__WORK TO COMPLETE__.
Copy every entry word for word. Skip the pictures.

Dataset records

## Start

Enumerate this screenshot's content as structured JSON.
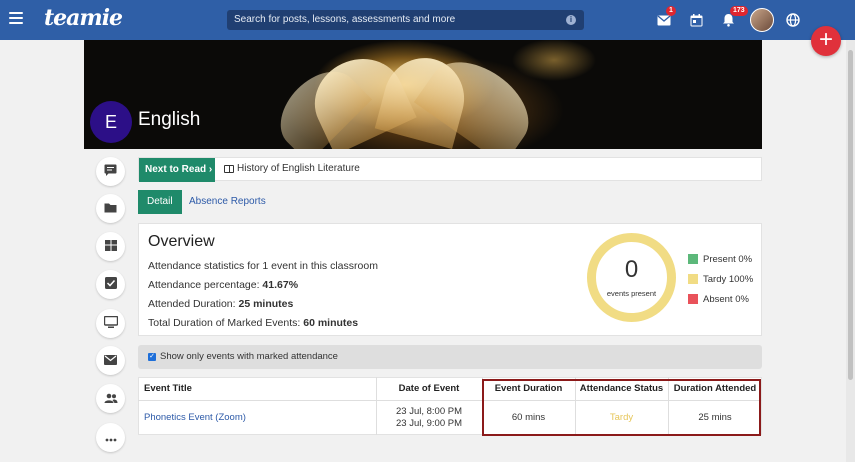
{
  "topbar": {
    "logo": "teamie",
    "search_placeholder": "Search for posts, lessons, assessments and more",
    "mail_badge": "1",
    "notifications_badge": "173",
    "icons": [
      "menu-icon",
      "mail-icon",
      "calendar-icon",
      "bell-icon",
      "globe-icon",
      "info-icon"
    ]
  },
  "fab": {
    "label": "+"
  },
  "classroom": {
    "initial": "E",
    "title": "English"
  },
  "next_to_read": {
    "button": "Next to Read ›",
    "item": "History of English Literature"
  },
  "tabs": [
    {
      "label": "Detail",
      "active": true
    },
    {
      "label": "Absence Reports",
      "active": false
    }
  ],
  "overview": {
    "title": "Overview",
    "statistics_text": "Attendance statistics for 1 event in this classroom",
    "percentage_label": "Attendance percentage: ",
    "percentage_value": "41.67%",
    "attended_label": "Attended Duration: ",
    "attended_value": "25 minutes",
    "total_label": "Total Duration of Marked Events: ",
    "total_value": "60 minutes",
    "donut_count": "0",
    "donut_label": "events present",
    "legend": [
      {
        "label": "Present 0%",
        "color": "#5cb87a"
      },
      {
        "label": "Tardy 100%",
        "color": "#f1dc84"
      },
      {
        "label": "Absent 0%",
        "color": "#e9525a"
      }
    ]
  },
  "filter": {
    "checked": true,
    "label": "Show only events with marked attendance"
  },
  "table": {
    "headers": [
      "Event Title",
      "Date of Event",
      "Event Duration",
      "Attendance Status",
      "Duration Attended"
    ],
    "rows": [
      {
        "title": "Phonetics Event (Zoom)",
        "date_start": "23 Jul, 8:00 PM",
        "date_end": "23 Jul, 9:00 PM",
        "duration": "60 mins",
        "status": "Tardy",
        "status_color": "#e6c65a",
        "attended": "25 mins"
      }
    ]
  },
  "side_icons": [
    "chat-icon",
    "folder-icon",
    "dashboard-icon",
    "checkbox-icon",
    "monitor-icon",
    "mail-icon",
    "people-icon",
    "more-icon"
  ]
}
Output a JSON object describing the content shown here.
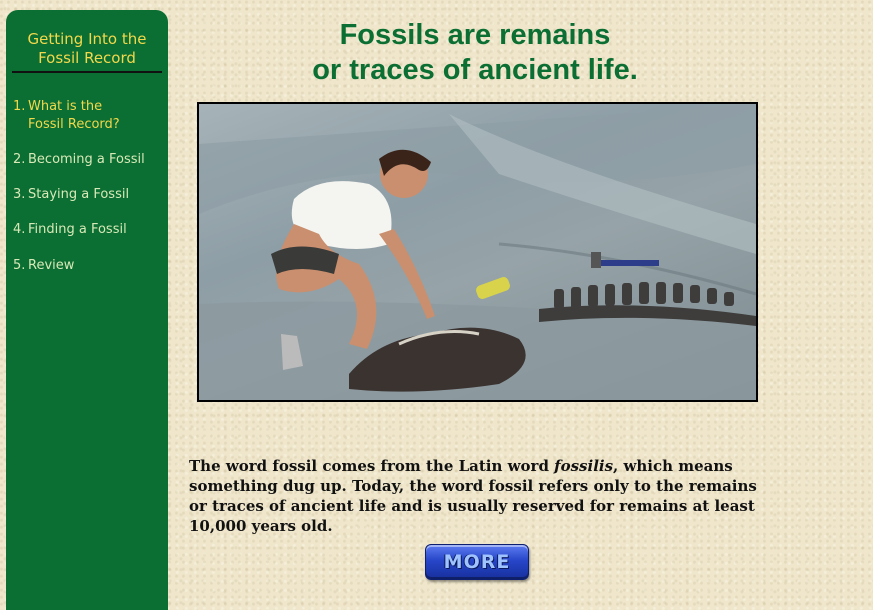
{
  "sidebar": {
    "title_line1": "Getting Into the",
    "title_line2": "Fossil Record",
    "items": [
      {
        "num": "1.",
        "label_line1": "What is the",
        "label_line2": "Fossil Record?"
      },
      {
        "num": "2.",
        "label": "Becoming a Fossil"
      },
      {
        "num": "3.",
        "label": "Staying a Fossil"
      },
      {
        "num": "4.",
        "label": "Finding a Fossil"
      },
      {
        "num": "5.",
        "label": "Review"
      }
    ]
  },
  "main": {
    "headline_line1": "Fossils are remains",
    "headline_line2": "or traces of ancient life.",
    "body_part1": "The word fossil comes from the Latin word ",
    "body_italic": "fossilis",
    "body_part2": ", which means something dug up. Today, the word fossil refers only to the remains or traces of ancient life and is usually reserved for remains at least 10,000 years old.",
    "more_button": "MORE"
  },
  "colors": {
    "sidebar_green": "#0b6e32",
    "nav_yellow": "#f2d84c",
    "headline_green": "#0b6e32",
    "background_tan": "#efe6cc",
    "button_blue": "#2746c9"
  }
}
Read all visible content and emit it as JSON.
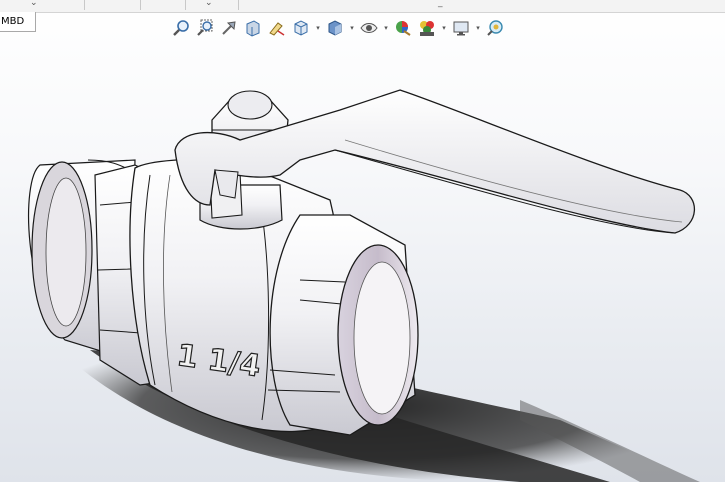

## End

__RESPONSE BELOW__.
Enumerate this screenshot's content as structured JSON.
{
  "topbar": {
    "logo": "teamie",
    "search_placeholder": "Search for posts, lessons, assessments and more",
    "mail_badge": "1",
    "notifications_badge": "173",
    "icons": [
      "menu-icon",
      "mail-icon",
      "calendar-icon",
      "bell-icon",
      "globe-icon",
      "info-icon"
    ]
  },
  "fab": {
    "label": "+"
  },
  "classroom": {
    "initial": "E",
    "title": "English"
  },
  "next_to_read": {
    "button": "Next to Read ›",
    "item": "History of English Literature"
  },
  "tabs": [
    {
      "label": "Detail",
      "active": true
    },
    {
      "label": "Absence Reports",
      "active": false
    }
  ],
  "overview": {
    "title": "Overview",
    "statistics_text": "Attendance statistics for 1 event in this classroom",
    "percentage_label": "Attendance percentage: ",
    "percentage_value": "41.67%",
    "attended_label": "Attended Duration: ",
    "attended_value": "25 minutes",
    "total_label": "Total Duration of Marked Events: ",
    "total_value": "60 minutes",
    "donut_count": "0",
    "donut_label": "events present",
    "legend": [
      {
        "label": "Present 0%",
        "color": "#5cb87a"
      },
      {
        "label": "Tardy 100%",
        "color": "#f1dc84"
      },
      {
        "label": "Absent 0%",
        "color": "#e9525a"
      }
    ]
  },
  "filter": {
    "checked": true,
    "label": "Show only events with marked attendance"
  },
  "table": {
    "headers": [
      "Event Title",
      "Date of Event",
      "Event Duration",
      "Attendance Status",
      "Duration Attended"
    ],
    "rows": [
      {
        "title": "Phonetics Event (Zoom)",
        "date_start": "23 Jul, 8:00 PM",
        "date_end": "23 Jul, 9:00 PM",
        "duration": "60 mins",
        "status": "Tardy",
        "status_color": "#e6c65a",
        "attended": "25 mins"
      }
    ]
  },
  "side_icons": [
    "chat-icon",
    "folder-icon",
    "dashboard-icon",
    "checkbox-icon",
    "monitor-icon",
    "mail-icon",
    "people-icon",
    "more-icon"
  ]
}
Output a JSON object describing the content shown here.
{
  "sidebar": {
    "title_line1": "Getting Into the",
    "title_line2": "Fossil Record",
    "items": [
      {
        "num": "1.",
        "label_line1": "What is the",
        "label_line2": "Fossil Record?"
      },
      {
        "num": "2.",
        "label": "Becoming a Fossil"
      },
      {
        "num": "3.",
        "label": "Staying a Fossil"
      },
      {
        "num": "4.",
        "label": "Finding a Fossil"
      },
      {
        "num": "5.",
        "label": "Review"
      }
    ]
  },
  "main": {
    "headline_line1": "Fossils are remains",
    "headline_line2": "or traces of ancient life.",
    "body_part1": "The word fossil comes from the Latin word ",
    "body_italic": "fossilis",
    "body_part2": ", which means something dug up. Today, the word fossil refers only to the remains or traces of ancient life and is usually reserved for remains at least 10,000 years old.",
    "more_button": "MORE"
  },
  "colors": {
    "sidebar_green": "#0b6e32",
    "nav_yellow": "#f2d84c",
    "headline_green": "#0b6e32",
    "background_tan": "#efe6cc",
    "button_blue": "#2746c9"
  }
}
Read all visible content and emit it as JSON.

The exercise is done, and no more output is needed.